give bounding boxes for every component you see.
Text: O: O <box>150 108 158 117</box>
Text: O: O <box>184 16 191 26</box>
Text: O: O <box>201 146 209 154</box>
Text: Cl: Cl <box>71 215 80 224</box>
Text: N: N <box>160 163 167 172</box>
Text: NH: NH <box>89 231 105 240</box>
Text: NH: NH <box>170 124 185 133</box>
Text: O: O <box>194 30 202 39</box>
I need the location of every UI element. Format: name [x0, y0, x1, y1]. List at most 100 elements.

====

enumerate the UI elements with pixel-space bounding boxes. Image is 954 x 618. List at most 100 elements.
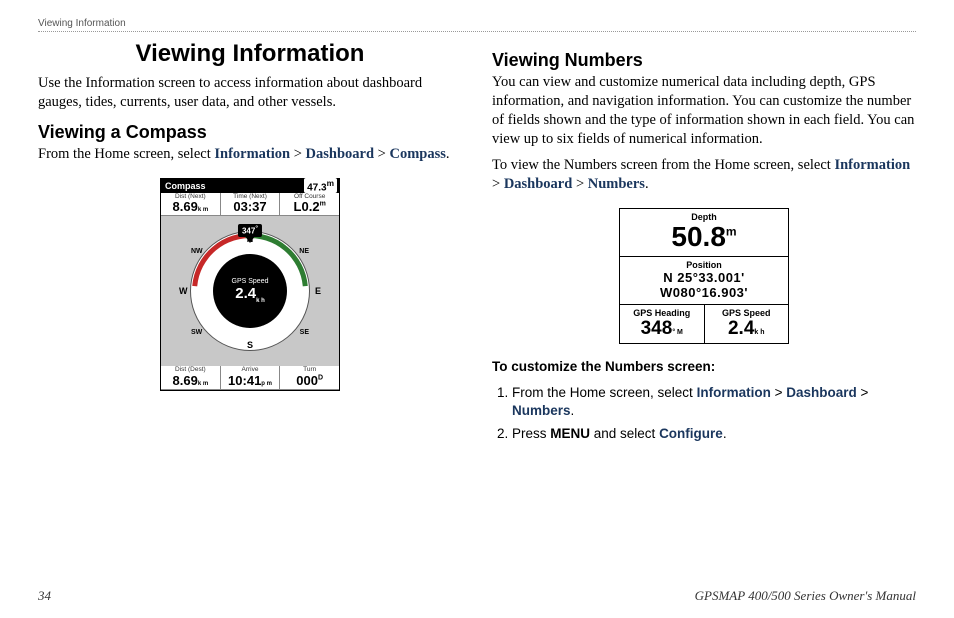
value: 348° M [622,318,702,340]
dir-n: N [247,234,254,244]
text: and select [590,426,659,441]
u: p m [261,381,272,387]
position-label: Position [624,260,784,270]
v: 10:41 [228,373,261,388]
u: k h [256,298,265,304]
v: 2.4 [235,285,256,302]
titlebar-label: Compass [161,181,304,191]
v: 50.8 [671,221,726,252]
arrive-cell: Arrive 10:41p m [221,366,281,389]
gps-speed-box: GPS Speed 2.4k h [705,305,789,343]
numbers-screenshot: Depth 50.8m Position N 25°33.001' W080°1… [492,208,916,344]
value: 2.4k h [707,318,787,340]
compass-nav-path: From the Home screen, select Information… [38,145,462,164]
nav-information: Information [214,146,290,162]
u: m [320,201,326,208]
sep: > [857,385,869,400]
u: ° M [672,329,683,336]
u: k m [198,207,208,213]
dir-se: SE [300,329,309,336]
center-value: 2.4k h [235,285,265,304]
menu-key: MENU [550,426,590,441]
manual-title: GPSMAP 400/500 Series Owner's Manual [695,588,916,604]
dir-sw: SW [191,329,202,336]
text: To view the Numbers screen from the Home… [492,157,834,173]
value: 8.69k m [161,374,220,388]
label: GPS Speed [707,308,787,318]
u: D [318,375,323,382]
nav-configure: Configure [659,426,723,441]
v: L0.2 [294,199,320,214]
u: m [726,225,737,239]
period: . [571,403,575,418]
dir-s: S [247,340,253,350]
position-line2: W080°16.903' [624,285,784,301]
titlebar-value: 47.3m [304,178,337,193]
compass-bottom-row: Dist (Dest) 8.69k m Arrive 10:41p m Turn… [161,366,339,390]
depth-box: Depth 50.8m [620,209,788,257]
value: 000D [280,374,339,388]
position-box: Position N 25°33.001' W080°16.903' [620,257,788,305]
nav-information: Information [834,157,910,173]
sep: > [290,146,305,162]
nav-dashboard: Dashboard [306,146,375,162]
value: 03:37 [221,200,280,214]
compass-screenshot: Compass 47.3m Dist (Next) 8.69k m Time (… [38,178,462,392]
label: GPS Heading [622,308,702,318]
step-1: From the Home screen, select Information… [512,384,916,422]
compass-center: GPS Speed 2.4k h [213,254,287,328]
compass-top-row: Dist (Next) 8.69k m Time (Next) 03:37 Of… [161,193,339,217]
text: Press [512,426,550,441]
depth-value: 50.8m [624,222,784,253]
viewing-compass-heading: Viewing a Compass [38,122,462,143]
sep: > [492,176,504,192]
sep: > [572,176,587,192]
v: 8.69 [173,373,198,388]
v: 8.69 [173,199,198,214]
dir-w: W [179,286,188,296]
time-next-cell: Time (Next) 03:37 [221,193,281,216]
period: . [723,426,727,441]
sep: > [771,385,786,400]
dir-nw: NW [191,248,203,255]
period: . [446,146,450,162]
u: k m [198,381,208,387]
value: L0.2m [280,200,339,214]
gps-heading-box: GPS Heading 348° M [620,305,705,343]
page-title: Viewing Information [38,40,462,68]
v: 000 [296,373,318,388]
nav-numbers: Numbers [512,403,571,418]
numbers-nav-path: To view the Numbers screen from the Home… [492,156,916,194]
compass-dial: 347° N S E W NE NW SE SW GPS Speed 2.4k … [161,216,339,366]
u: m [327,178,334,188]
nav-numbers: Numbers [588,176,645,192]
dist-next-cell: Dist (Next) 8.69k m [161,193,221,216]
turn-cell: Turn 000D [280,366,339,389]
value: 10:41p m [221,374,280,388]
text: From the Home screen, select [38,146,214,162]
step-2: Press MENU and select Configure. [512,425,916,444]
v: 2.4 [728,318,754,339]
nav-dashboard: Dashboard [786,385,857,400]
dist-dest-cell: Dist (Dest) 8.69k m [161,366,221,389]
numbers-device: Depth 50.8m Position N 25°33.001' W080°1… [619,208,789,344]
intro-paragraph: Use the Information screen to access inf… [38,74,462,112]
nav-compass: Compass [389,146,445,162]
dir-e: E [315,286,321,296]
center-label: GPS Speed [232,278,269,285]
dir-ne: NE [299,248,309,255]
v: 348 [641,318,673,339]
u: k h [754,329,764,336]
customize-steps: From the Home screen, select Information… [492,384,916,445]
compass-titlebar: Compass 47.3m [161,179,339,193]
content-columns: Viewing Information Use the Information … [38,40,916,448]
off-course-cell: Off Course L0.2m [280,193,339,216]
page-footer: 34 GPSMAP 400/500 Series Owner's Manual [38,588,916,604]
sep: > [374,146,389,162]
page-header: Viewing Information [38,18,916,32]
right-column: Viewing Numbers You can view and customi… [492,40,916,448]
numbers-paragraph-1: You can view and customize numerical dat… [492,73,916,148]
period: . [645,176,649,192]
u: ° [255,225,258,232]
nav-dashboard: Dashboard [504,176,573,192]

====

- **Written exercise**
Write out the lines starting with the line that contains "give bounding boxes" and going on through the line that contains "I need the location".

- **Answer below**
give bounding boxes for every component you see.
Text: O: O <box>150 108 158 117</box>
Text: O: O <box>184 16 191 26</box>
Text: O: O <box>201 146 209 154</box>
Text: Cl: Cl <box>71 215 80 224</box>
Text: N: N <box>160 163 167 172</box>
Text: NH: NH <box>89 231 105 240</box>
Text: NH: NH <box>170 124 185 133</box>
Text: O: O <box>194 30 202 39</box>
I need the location of every UI element. Format: name [x0, y0, x1, y1]. List at most 100 elements.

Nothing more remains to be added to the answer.